Make an exact transcription of the material, leaving out all images.

========

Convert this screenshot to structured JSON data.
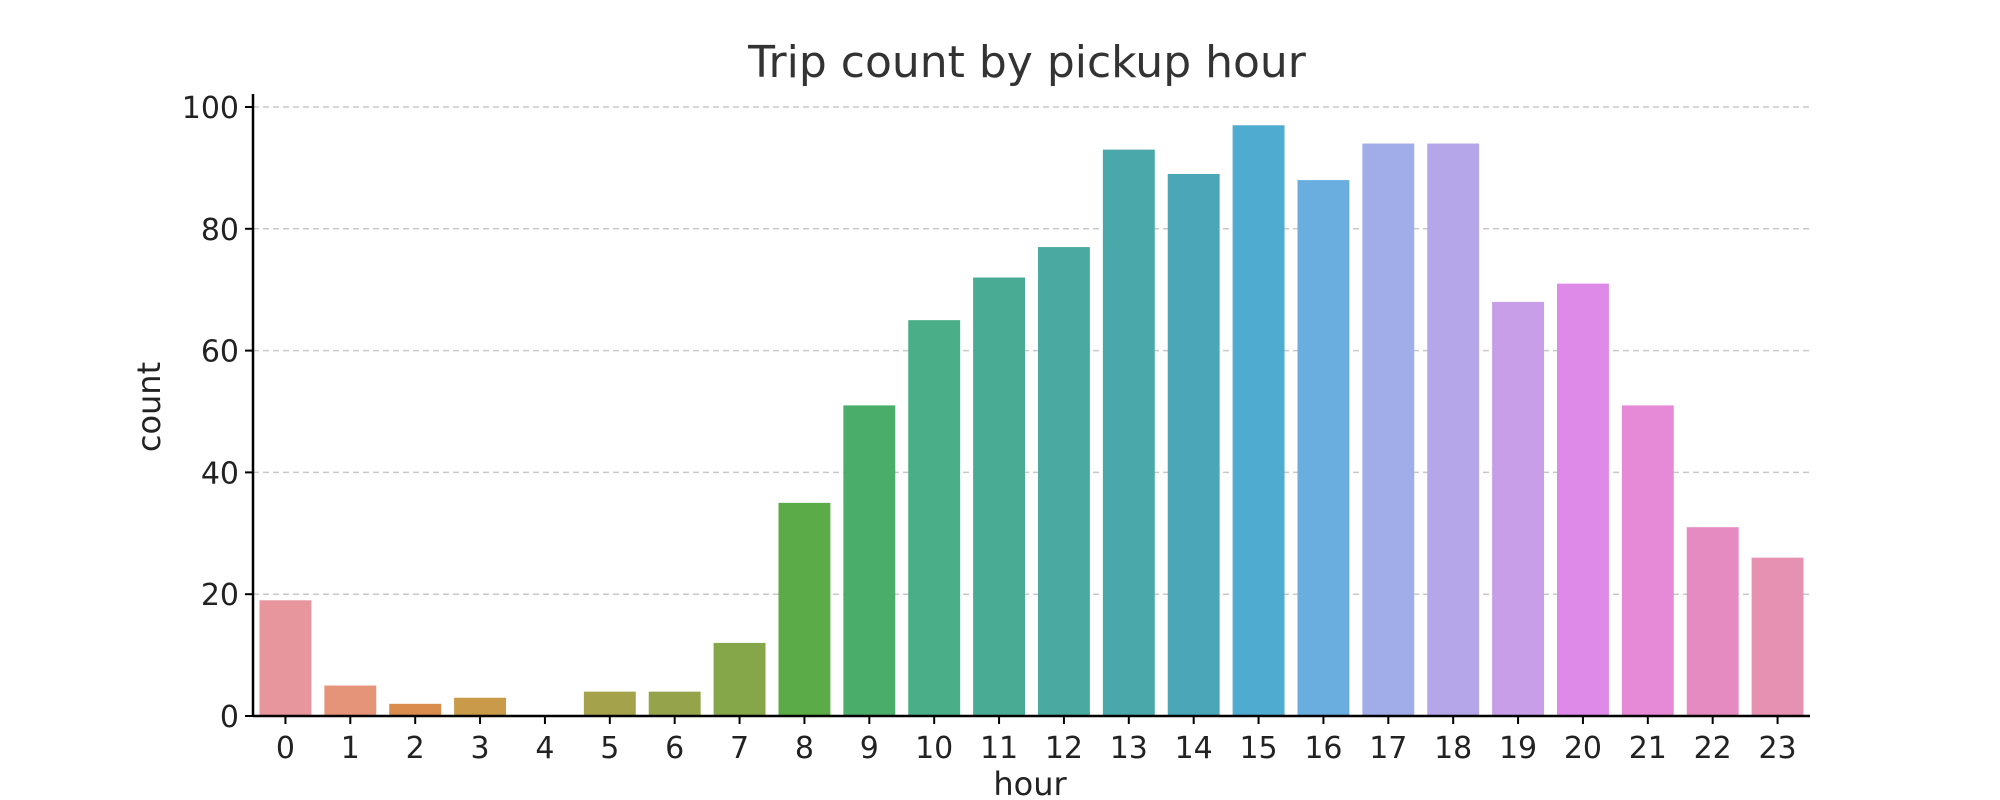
{
  "chart_data": {
    "type": "bar",
    "title": "Trip count by pickup hour",
    "xlabel": "hour",
    "ylabel": "count",
    "categories": [
      "0",
      "1",
      "2",
      "3",
      "4",
      "5",
      "6",
      "7",
      "8",
      "9",
      "10",
      "11",
      "12",
      "13",
      "14",
      "15",
      "16",
      "17",
      "18",
      "19",
      "20",
      "21",
      "22",
      "23"
    ],
    "values": [
      19,
      5,
      2,
      3,
      0,
      4,
      4,
      12,
      35,
      51,
      65,
      72,
      77,
      93,
      89,
      97,
      88,
      94,
      94,
      68,
      71,
      51,
      31,
      26
    ],
    "ylim": [
      0,
      100
    ],
    "yticks": [
      "0",
      "20",
      "40",
      "60",
      "80",
      "100"
    ],
    "grid": "y-dashed",
    "colors": [
      "#e8969e",
      "#e5947a",
      "#d98c4e",
      "#c89a4a",
      "#b9a04a",
      "#a4a24a",
      "#95a44a",
      "#86a64a",
      "#5bab48",
      "#4aad6a",
      "#4aae88",
      "#4aab95",
      "#4aa9a0",
      "#4aa8aa",
      "#4ba7b8",
      "#4fabd0",
      "#6aaee0",
      "#a0ade8",
      "#b5a6ea",
      "#c89ee8",
      "#dd8ae8",
      "#e68ad8",
      "#e68ac2",
      "#e690b2"
    ]
  }
}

========

> _Exercise answer_
Convert this screenshot to structured JSON data.
{
  "chart_data": {
    "type": "bar",
    "title": "Trip count by pickup hour",
    "xlabel": "hour",
    "ylabel": "count",
    "categories": [
      "0",
      "1",
      "2",
      "3",
      "4",
      "5",
      "6",
      "7",
      "8",
      "9",
      "10",
      "11",
      "12",
      "13",
      "14",
      "15",
      "16",
      "17",
      "18",
      "19",
      "20",
      "21",
      "22",
      "23"
    ],
    "values": [
      19,
      5,
      2,
      3,
      0,
      4,
      4,
      12,
      35,
      51,
      65,
      72,
      77,
      93,
      89,
      97,
      88,
      94,
      94,
      68,
      71,
      51,
      31,
      26
    ],
    "ylim": [
      0,
      100
    ],
    "yticks": [
      "0",
      "20",
      "40",
      "60",
      "80",
      "100"
    ],
    "grid": "y-dashed",
    "colors": [
      "#e8969e",
      "#e5947a",
      "#d98c4e",
      "#c89a4a",
      "#b9a04a",
      "#a4a24a",
      "#95a44a",
      "#86a64a",
      "#5bab48",
      "#4aad6a",
      "#4aae88",
      "#4aab95",
      "#4aa9a0",
      "#4aa8aa",
      "#4ba7b8",
      "#4fabd0",
      "#6aaee0",
      "#a0ade8",
      "#b5a6ea",
      "#c89ee8",
      "#dd8ae8",
      "#e68ad8",
      "#e68ac2",
      "#e690b2"
    ]
  }
}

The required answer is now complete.